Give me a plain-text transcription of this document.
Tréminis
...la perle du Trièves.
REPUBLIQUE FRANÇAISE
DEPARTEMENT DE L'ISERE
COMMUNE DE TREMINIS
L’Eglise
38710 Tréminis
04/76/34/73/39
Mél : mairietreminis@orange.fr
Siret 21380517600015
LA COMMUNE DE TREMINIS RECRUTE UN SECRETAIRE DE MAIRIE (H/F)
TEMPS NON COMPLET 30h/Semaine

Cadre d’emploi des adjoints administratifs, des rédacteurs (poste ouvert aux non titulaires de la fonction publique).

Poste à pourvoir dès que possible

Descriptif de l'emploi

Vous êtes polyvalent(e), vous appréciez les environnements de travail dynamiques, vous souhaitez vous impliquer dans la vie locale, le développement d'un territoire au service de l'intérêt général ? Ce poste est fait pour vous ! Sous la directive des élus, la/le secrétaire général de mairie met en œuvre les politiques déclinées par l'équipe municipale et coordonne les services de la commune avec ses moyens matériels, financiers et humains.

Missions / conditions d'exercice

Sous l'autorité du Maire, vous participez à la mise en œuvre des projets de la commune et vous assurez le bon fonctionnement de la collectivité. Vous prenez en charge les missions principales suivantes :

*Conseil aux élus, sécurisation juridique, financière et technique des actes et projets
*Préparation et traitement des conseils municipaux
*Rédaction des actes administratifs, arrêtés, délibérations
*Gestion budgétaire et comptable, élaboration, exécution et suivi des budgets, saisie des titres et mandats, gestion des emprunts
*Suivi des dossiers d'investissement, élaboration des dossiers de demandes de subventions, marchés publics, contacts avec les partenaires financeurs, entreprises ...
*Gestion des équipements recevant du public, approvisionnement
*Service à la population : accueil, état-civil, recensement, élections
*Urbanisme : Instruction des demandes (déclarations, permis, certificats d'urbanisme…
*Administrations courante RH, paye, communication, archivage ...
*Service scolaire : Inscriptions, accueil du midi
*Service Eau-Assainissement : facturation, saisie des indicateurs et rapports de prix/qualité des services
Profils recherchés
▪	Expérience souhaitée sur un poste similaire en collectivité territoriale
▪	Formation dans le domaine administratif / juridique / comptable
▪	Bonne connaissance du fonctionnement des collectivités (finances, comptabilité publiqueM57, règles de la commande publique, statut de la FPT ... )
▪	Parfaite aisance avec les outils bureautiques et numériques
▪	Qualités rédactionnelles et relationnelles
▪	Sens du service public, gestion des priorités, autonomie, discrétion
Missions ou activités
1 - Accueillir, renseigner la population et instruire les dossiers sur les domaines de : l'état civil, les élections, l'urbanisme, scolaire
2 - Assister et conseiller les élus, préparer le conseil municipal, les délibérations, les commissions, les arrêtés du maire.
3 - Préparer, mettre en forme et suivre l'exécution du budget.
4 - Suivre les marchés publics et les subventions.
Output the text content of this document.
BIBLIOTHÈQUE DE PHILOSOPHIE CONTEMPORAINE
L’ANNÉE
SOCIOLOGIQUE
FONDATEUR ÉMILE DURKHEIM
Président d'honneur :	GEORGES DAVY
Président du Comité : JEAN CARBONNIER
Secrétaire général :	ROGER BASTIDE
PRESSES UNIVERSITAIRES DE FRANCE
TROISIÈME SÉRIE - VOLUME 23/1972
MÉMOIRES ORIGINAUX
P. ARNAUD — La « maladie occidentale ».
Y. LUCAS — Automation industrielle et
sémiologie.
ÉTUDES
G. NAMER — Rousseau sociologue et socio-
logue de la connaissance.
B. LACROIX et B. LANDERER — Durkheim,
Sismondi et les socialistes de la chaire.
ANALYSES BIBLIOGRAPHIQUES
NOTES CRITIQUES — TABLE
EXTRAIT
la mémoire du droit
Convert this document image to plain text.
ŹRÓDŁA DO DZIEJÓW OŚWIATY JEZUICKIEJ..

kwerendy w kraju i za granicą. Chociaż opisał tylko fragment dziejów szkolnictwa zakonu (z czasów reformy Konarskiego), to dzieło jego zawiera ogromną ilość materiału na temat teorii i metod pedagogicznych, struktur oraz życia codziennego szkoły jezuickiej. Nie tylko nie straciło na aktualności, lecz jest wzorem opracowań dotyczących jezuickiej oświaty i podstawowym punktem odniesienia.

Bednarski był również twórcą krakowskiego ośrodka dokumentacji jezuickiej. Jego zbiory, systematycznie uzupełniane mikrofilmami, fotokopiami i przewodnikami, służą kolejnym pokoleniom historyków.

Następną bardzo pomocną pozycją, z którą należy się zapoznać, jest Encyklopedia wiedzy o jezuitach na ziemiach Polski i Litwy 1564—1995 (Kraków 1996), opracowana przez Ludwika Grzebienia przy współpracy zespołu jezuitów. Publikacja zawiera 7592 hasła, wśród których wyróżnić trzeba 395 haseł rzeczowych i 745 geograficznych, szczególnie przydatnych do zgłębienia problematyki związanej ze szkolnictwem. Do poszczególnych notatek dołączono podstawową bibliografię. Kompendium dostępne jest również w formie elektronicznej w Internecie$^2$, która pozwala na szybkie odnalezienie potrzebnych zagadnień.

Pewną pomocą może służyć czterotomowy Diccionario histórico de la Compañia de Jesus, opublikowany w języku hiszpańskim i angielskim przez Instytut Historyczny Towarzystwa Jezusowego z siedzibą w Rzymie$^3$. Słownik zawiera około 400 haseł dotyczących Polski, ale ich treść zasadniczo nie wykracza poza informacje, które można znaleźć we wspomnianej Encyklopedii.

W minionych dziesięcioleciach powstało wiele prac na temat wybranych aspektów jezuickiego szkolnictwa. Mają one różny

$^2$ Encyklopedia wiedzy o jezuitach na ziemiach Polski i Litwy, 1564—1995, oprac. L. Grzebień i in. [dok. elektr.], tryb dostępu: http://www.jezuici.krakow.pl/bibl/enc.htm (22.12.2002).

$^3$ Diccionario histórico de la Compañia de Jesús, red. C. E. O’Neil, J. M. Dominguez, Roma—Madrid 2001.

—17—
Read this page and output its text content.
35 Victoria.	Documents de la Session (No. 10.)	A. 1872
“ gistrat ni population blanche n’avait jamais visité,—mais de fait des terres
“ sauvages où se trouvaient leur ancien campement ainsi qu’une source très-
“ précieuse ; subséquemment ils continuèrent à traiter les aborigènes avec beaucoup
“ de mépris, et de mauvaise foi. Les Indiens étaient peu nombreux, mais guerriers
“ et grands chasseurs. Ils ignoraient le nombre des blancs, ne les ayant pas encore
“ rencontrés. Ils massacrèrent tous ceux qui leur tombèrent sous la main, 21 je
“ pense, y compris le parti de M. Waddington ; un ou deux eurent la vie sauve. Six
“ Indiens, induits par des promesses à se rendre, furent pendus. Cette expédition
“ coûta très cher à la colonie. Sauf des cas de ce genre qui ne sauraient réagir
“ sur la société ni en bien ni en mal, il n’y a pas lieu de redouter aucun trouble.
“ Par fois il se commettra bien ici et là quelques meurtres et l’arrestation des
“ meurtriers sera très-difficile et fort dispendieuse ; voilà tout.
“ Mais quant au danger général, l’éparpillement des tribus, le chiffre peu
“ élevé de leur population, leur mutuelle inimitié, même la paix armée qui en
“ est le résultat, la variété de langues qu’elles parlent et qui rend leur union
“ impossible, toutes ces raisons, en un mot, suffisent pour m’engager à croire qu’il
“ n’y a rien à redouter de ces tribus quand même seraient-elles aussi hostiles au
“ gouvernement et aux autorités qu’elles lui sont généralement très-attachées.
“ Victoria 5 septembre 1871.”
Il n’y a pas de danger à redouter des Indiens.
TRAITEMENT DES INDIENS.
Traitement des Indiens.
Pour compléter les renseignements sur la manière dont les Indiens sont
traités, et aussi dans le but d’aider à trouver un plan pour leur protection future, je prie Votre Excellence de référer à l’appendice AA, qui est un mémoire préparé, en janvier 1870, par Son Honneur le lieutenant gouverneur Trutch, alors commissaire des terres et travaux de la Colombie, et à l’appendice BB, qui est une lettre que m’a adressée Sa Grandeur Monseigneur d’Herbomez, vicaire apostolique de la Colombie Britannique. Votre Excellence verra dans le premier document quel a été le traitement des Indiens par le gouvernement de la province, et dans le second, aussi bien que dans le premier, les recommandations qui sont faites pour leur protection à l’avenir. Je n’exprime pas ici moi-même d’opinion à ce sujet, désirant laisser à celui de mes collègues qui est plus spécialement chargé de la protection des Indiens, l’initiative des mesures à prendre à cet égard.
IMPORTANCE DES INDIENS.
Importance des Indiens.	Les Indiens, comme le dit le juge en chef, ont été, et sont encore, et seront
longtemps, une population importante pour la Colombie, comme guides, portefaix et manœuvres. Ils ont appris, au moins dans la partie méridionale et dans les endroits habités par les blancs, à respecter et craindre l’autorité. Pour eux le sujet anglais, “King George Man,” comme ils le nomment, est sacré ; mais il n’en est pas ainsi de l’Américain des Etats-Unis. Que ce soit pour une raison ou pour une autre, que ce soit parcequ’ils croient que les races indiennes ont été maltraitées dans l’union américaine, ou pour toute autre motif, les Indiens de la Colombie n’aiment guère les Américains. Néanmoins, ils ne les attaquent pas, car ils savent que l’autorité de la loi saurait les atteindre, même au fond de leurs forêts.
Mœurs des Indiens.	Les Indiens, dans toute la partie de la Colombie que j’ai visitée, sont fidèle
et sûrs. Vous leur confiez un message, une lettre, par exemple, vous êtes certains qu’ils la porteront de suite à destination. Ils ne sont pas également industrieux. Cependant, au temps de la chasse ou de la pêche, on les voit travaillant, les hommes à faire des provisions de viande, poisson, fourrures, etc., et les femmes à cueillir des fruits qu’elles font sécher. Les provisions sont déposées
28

____________________

Set problem :: Locate each line with the word "emploi" and copy it.

Reply to the exercise ::
Cadre d’emploi des adjoints administratifs, des rédacteurs (poste ouvert aux non titulaires de la fonction publique).
Descriptif de l'emploi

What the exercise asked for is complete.